- What the exercise asks
Locate each line below that includes "JSON" and reproduce it.

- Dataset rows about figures
>> Start
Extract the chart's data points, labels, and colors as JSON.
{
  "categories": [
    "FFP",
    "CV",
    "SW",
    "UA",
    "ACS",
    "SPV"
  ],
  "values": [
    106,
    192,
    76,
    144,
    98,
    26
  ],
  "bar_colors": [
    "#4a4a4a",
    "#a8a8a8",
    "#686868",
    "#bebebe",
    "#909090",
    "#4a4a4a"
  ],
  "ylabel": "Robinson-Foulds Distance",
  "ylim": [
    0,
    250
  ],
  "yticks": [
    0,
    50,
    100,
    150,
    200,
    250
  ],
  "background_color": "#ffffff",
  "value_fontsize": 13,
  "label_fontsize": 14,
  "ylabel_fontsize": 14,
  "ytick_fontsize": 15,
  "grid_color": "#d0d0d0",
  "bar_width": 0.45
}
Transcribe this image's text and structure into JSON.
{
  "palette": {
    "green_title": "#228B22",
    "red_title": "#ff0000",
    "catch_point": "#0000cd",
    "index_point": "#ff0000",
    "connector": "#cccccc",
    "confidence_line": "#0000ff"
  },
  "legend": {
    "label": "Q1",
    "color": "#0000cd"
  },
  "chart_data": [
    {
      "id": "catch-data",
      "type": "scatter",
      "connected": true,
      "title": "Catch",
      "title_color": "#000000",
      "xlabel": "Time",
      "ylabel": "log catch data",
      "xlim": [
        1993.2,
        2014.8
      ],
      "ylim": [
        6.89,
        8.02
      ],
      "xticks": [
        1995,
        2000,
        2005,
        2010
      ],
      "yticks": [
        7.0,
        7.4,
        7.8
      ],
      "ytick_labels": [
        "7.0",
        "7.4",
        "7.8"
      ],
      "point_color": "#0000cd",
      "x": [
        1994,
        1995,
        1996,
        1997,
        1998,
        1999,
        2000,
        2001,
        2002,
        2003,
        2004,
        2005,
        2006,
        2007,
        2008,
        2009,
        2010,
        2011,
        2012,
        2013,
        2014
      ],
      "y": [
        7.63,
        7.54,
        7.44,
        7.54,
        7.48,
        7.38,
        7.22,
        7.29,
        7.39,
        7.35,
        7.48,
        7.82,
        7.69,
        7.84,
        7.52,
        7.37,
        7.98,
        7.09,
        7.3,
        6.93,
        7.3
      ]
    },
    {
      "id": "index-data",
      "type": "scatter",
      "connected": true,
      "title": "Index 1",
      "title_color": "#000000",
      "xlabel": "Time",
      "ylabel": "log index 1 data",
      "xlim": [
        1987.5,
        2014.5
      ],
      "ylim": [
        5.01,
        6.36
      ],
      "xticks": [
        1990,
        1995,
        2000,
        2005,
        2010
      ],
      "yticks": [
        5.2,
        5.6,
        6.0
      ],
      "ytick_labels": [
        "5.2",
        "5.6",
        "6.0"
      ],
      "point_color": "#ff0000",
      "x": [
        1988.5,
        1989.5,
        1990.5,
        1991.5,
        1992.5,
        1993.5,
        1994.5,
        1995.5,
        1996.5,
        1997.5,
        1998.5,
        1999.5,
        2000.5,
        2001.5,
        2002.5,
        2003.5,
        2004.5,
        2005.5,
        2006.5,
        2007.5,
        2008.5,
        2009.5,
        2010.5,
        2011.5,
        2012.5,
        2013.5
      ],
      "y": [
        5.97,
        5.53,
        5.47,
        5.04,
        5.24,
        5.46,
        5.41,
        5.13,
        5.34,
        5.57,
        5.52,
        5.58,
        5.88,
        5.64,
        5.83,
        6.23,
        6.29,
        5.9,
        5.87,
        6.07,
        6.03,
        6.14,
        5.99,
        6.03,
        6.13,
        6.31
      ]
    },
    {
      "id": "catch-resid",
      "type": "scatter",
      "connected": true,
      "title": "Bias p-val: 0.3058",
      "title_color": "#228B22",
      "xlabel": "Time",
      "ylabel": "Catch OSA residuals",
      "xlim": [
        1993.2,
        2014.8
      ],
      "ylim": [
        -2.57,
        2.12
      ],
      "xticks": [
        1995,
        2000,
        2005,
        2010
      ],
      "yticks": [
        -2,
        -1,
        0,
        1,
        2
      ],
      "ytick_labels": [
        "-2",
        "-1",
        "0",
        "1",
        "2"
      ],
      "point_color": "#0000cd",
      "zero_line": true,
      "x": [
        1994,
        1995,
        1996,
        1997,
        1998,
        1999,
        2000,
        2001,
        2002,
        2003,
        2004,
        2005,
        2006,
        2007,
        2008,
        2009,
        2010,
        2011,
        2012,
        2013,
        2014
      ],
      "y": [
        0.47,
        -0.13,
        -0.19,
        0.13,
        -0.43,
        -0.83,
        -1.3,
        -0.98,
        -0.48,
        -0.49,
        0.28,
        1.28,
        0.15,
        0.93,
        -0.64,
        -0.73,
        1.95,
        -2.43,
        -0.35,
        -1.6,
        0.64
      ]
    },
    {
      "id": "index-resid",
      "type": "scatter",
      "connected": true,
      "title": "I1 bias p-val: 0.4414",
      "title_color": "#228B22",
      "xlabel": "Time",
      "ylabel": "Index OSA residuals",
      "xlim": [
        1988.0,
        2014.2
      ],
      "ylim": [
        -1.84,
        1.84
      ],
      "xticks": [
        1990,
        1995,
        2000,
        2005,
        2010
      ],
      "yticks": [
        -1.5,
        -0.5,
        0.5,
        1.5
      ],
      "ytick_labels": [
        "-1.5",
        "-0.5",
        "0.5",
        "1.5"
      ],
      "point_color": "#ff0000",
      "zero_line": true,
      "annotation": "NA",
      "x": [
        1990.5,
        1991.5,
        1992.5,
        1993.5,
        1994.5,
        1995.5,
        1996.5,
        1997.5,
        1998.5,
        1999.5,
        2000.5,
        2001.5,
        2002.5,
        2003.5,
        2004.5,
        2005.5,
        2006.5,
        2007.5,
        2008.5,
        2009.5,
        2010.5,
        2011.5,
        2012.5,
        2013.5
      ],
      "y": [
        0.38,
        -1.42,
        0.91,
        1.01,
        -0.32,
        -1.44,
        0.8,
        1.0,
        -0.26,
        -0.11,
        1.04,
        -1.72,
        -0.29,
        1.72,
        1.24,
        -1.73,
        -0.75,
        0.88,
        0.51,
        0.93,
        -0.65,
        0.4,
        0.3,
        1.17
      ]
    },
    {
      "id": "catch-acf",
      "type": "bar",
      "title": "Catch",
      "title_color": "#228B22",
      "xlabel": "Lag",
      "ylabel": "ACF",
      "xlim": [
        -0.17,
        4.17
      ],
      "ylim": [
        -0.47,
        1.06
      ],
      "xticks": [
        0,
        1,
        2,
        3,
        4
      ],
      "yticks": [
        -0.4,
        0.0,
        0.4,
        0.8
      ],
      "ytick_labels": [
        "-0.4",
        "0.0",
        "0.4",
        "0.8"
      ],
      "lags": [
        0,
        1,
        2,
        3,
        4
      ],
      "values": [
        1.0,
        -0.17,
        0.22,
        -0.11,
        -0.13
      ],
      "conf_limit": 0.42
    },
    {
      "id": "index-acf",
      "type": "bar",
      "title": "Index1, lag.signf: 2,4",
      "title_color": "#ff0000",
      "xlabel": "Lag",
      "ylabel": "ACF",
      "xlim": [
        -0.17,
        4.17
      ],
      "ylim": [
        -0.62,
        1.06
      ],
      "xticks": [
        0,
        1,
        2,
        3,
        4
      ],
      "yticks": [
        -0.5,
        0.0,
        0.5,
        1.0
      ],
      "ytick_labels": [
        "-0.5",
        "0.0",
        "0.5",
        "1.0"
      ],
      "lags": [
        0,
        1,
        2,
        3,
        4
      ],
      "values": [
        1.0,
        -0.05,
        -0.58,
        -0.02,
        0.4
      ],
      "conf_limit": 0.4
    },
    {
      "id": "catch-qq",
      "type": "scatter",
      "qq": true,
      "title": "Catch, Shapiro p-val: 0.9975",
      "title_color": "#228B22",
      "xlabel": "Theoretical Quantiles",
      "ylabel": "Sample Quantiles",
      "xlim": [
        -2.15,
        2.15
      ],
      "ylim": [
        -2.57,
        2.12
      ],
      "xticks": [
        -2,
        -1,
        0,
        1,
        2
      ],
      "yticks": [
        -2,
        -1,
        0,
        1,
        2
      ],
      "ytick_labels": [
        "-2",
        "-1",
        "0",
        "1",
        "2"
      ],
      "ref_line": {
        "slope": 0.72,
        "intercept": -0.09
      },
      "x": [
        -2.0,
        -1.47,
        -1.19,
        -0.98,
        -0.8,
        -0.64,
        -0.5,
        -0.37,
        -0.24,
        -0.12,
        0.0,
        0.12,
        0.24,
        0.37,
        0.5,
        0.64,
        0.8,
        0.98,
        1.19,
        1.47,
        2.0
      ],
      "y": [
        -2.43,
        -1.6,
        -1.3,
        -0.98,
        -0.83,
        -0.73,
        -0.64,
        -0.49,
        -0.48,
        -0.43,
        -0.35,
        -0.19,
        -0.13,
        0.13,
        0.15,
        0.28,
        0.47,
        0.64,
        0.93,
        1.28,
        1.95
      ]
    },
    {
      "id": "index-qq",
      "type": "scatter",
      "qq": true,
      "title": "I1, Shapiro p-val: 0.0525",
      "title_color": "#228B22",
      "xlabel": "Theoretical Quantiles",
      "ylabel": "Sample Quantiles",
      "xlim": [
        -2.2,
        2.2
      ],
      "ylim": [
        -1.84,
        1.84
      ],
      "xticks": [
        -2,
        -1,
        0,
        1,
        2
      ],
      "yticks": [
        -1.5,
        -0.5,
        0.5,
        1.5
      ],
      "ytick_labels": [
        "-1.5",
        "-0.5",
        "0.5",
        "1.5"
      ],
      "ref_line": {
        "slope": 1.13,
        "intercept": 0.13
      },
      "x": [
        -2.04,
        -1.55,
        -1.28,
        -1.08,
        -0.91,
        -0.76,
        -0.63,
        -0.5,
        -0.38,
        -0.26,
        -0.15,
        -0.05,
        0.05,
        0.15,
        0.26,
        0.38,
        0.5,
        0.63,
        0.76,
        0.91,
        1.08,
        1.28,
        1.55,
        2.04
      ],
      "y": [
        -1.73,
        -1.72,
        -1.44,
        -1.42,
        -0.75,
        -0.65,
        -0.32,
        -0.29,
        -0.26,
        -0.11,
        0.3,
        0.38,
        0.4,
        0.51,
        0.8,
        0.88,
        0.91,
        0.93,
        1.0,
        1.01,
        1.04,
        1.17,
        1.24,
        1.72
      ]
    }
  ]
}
>> End
- Result of this task
Extract the chart's data points, labels, and colors as JSON.
Transcribe this image's text and structure into JSON.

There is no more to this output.